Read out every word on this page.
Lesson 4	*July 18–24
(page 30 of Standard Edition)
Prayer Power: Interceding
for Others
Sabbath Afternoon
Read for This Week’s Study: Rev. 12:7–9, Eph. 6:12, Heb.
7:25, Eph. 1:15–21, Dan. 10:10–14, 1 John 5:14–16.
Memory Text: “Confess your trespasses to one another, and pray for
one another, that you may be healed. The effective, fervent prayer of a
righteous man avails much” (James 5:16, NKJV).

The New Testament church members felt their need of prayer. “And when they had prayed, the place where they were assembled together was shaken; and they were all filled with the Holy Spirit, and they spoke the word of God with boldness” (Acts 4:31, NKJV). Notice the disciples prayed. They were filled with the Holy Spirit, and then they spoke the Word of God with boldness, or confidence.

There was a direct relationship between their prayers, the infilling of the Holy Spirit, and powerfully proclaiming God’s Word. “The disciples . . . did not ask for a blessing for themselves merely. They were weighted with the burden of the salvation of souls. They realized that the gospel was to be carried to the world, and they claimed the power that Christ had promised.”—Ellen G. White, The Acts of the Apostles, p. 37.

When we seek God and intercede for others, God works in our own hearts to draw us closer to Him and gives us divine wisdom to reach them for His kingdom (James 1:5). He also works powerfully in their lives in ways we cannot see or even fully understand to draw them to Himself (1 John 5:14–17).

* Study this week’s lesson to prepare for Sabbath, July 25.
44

» Goal
Scan the entries above. Copy each line that has the string "NKJV".

» The reply
righteous man avails much” (James 5:16, NKJV).
The New Testament church members felt their need of prayer. “And when they had prayed, the place where they were assembled together was shaken; and they were all filled with the Holy Spirit, and they spoke the word of God with boldness” (Acts 4:31, NKJV). Notice the disciples prayed. They were filled with the Holy Spirit, and then they spoke the Word of God with boldness, or confidence.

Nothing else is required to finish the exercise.